(Excerpts from a figure dataset)
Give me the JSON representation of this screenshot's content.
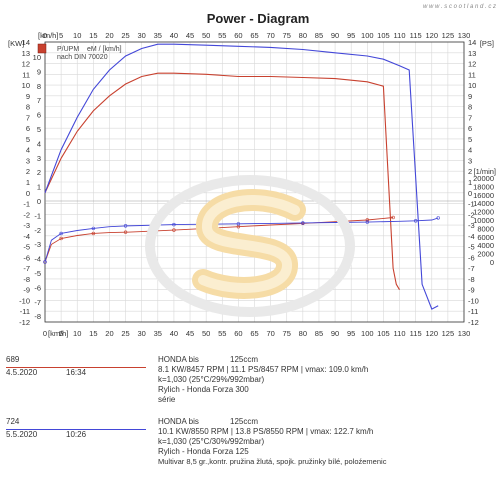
{
  "title": "Power - Diagram",
  "watermark_site": "w w w . s c o o t l a n d . c z",
  "legend": {
    "ps_label": "P/UPM",
    "unit_label": "eM / [km/h]",
    "norm_label": "nach DIN 70020"
  },
  "colors": {
    "run1": "#c8412f",
    "run2": "#4347d8",
    "grid": "#d8d8d8",
    "axis": "#333333"
  },
  "chart_data": {
    "type": "line",
    "title": "Power - Diagram",
    "x_axis": {
      "label": "[km/h]",
      "min": 0,
      "max": 130,
      "ticks": [
        0,
        5,
        10,
        15,
        20,
        25,
        30,
        35,
        40,
        45,
        50,
        55,
        60,
        65,
        70,
        75,
        80,
        85,
        90,
        95,
        100,
        105,
        110,
        115,
        120,
        125,
        130
      ]
    },
    "left_axis": {
      "label": "[KW]",
      "min": -12,
      "max": 10,
      "ticks": [
        10,
        9,
        8,
        7,
        6,
        5,
        4,
        3,
        2,
        1,
        0,
        -1,
        -2,
        -3,
        -4,
        -5,
        -6,
        -7,
        -8,
        -9,
        -10,
        -11,
        -12
      ],
      "outer_ticks": [
        14,
        13,
        12,
        11,
        10,
        9,
        8,
        7,
        6,
        5,
        4,
        3,
        2,
        1,
        0,
        -1,
        -2,
        -3,
        -4,
        -5,
        -6,
        -7,
        -8,
        -9,
        -10,
        -11,
        -12
      ]
    },
    "right_axis": {
      "label": "[PS]",
      "min": -12,
      "max": 14,
      "ticks": [
        14,
        13,
        12,
        11,
        10,
        9,
        8,
        7,
        6,
        5,
        4,
        3,
        2,
        1,
        0,
        -1,
        -2,
        -3,
        -4,
        -5,
        -6,
        -7,
        -8,
        -9,
        -10,
        -11,
        -12
      ]
    },
    "rpm_axis": {
      "label": "[1/min]",
      "min": 0,
      "max": 20000,
      "ticks": [
        20000,
        18000,
        16000,
        14000,
        12000,
        10000,
        8000,
        6000,
        4000,
        2000,
        0
      ]
    },
    "grid": true,
    "series": [
      {
        "name": "689",
        "kind": "power_ps",
        "color": "#c8412f",
        "x": [
          0,
          5,
          10,
          15,
          20,
          25,
          30,
          35,
          40,
          50,
          60,
          70,
          80,
          90,
          100,
          105,
          108,
          109,
          110
        ],
        "y": [
          0,
          3.2,
          5.7,
          7.6,
          9.0,
          10.1,
          10.8,
          11.1,
          11.1,
          11.0,
          10.8,
          10.8,
          10.7,
          10.6,
          10.3,
          9.9,
          -7,
          -8.5,
          -9
        ]
      },
      {
        "name": "724",
        "kind": "power_ps",
        "color": "#4347d8",
        "x": [
          0,
          5,
          10,
          15,
          20,
          25,
          30,
          35,
          40,
          50,
          60,
          70,
          80,
          90,
          100,
          105,
          110,
          113,
          117,
          120,
          122
        ],
        "y": [
          0,
          4.0,
          7.0,
          9.6,
          11.4,
          12.7,
          13.4,
          13.8,
          13.8,
          13.7,
          13.6,
          13.5,
          13.3,
          13.0,
          12.7,
          12.4,
          11.8,
          11.4,
          -8.5,
          -10.8,
          -10.5
        ]
      },
      {
        "name": "689",
        "kind": "rpm",
        "color": "#c8412f",
        "x": [
          0,
          2,
          5,
          10,
          15,
          20,
          25,
          30,
          40,
          50,
          60,
          70,
          80,
          90,
          100,
          108
        ],
        "y": [
          0,
          4200,
          5600,
          6300,
          6800,
          7000,
          7100,
          7250,
          7600,
          8000,
          8400,
          8800,
          9200,
          9600,
          10000,
          10600
        ]
      },
      {
        "name": "724",
        "kind": "rpm",
        "color": "#4347d8",
        "x": [
          0,
          2,
          5,
          10,
          15,
          20,
          25,
          30,
          40,
          50,
          60,
          70,
          80,
          90,
          100,
          110,
          115,
          120,
          122
        ],
        "y": [
          0,
          5200,
          6800,
          7500,
          8000,
          8400,
          8600,
          8700,
          8900,
          9000,
          9100,
          9200,
          9300,
          9400,
          9500,
          9700,
          9800,
          10000,
          10500
        ]
      }
    ]
  },
  "runs": [
    {
      "id": "689",
      "date": "4.5.2020",
      "time": "16:34",
      "make": "HONDA bis",
      "displacement": "125ccm",
      "line_power": "8.1 KW/8457 RPM  |  11.1 PS/8457 RPM  |  vmax: 109.0 km/h",
      "line_cond": "k=1,030 (25°C/29%/992mbar)",
      "line_rider": "Rylich - Honda Forza 300",
      "line_note": "série",
      "color": "#c8412f"
    },
    {
      "id": "724",
      "date": "5.5.2020",
      "time": "10:26",
      "make": "HONDA bis",
      "displacement": "125ccm",
      "line_power": "10.1 KW/8550 RPM  |  13.8 PS/8550 RPM  |  vmax: 122.7 km/h",
      "line_cond": "k=1,030 (25°C/30%/992mbar)",
      "line_rider": "Rylich - Honda Forza 125",
      "line_note": "Multivar 8,5 gr.,kontr. pružina žlutá, spojk. pružinky bílé, poloźemenic",
      "color": "#4347d8"
    }
  ]
}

* **What is asked**
Each line that has the word "title" should be copied.

* **Exercise output**
  "title": "Power - Diagram",
    "title": "Power - Diagram",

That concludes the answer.